_EXERCISE AIM_: Return all entries below exactly. Skip nothing.

====== GIVEN DATA ======

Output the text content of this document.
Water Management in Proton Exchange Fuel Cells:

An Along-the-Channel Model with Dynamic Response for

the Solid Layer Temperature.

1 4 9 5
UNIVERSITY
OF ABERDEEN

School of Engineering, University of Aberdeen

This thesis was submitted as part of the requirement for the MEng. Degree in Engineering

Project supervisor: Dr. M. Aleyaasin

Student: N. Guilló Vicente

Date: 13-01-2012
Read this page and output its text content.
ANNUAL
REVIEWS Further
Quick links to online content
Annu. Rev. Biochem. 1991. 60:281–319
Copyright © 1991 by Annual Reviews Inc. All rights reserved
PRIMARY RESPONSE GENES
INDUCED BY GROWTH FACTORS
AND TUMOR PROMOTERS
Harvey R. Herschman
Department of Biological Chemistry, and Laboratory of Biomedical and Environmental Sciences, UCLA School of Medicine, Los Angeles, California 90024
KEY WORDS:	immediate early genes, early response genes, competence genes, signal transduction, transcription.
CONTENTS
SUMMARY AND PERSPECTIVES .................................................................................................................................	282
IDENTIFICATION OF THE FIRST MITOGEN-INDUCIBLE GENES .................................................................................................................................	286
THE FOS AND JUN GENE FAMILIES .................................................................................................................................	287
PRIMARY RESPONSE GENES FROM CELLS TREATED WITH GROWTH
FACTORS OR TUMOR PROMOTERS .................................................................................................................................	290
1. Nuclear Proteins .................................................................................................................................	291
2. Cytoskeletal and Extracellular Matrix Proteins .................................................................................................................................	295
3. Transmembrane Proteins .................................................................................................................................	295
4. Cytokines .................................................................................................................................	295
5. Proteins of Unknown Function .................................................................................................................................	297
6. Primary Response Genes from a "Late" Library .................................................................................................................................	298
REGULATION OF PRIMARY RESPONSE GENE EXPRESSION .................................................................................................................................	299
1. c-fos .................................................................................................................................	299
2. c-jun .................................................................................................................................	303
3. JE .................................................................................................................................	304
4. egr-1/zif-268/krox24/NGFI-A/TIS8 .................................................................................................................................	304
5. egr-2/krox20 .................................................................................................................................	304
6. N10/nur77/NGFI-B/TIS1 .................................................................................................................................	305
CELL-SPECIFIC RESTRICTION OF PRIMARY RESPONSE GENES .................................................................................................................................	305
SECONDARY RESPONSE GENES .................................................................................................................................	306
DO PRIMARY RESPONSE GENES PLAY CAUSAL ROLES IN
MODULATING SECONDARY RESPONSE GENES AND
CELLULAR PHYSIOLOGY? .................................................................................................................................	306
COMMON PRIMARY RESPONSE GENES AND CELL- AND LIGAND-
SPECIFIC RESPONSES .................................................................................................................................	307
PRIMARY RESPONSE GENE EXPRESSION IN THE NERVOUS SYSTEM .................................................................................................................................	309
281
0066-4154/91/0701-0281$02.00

======

_RESULT OF THIS EXERCISE_:
Output the text content of this document.
Water Management in Proton Exchange Fuel Cells:

An Along-the-Channel Model with Dynamic Response for

the Solid Layer Temperature.

1 4 9 5
UNIVERSITY
OF ABERDEEN

School of Engineering, University of Aberdeen

This thesis was submitted as part of the requirement for the MEng. Degree in Engineering

Project supervisor: Dr. M. Aleyaasin

Student: N. Guilló Vicente

Date: 13-01-2012
Read this page and output its text content.
ANNUAL
REVIEWS Further
Quick links to online content
Annu. Rev. Biochem. 1991. 60:281–319
Copyright © 1991 by Annual Reviews Inc. All rights reserved
PRIMARY RESPONSE GENES
INDUCED BY GROWTH FACTORS
AND TUMOR PROMOTERS
Harvey R. Herschman
Department of Biological Chemistry, and Laboratory of Biomedical and Environmental Sciences, UCLA School of Medicine, Los Angeles, California 90024
KEY WORDS:	immediate early genes, early response genes, competence genes, signal transduction, transcription.
CONTENTS
SUMMARY AND PERSPECTIVES .................................................................................................................................	282
IDENTIFICATION OF THE FIRST MITOGEN-INDUCIBLE GENES .................................................................................................................................	286
THE FOS AND JUN GENE FAMILIES .................................................................................................................................	287
PRIMARY RESPONSE GENES FROM CELLS TREATED WITH GROWTH
FACTORS OR TUMOR PROMOTERS .................................................................................................................................	290
1. Nuclear Proteins .................................................................................................................................	291
2. Cytoskeletal and Extracellular Matrix Proteins .................................................................................................................................	295
3. Transmembrane Proteins .................................................................................................................................	295
4. Cytokines .................................................................................................................................	295
5. Proteins of Unknown Function .................................................................................................................................	297
6. Primary Response Genes from a "Late" Library .................................................................................................................................	298
REGULATION OF PRIMARY RESPONSE GENE EXPRESSION .................................................................................................................................	299
1. c-fos .................................................................................................................................	299
2. c-jun .................................................................................................................................	303
3. JE .................................................................................................................................	304
4. egr-1/zif-268/krox24/NGFI-A/TIS8 .................................................................................................................................	304
5. egr-2/krox20 .................................................................................................................................	304
6. N10/nur77/NGFI-B/TIS1 .................................................................................................................................	305
CELL-SPECIFIC RESTRICTION OF PRIMARY RESPONSE GENES .................................................................................................................................	305
SECONDARY RESPONSE GENES .................................................................................................................................	306
DO PRIMARY RESPONSE GENES PLAY CAUSAL ROLES IN
MODULATING SECONDARY RESPONSE GENES AND
CELLULAR PHYSIOLOGY? .................................................................................................................................	306
COMMON PRIMARY RESPONSE GENES AND CELL- AND LIGAND-
SPECIFIC RESPONSES .................................................................................................................................	307
PRIMARY RESPONSE GENE EXPRESSION IN THE NERVOUS SYSTEM .................................................................................................................................	309
281
0066-4154/91/0701-0281$02.00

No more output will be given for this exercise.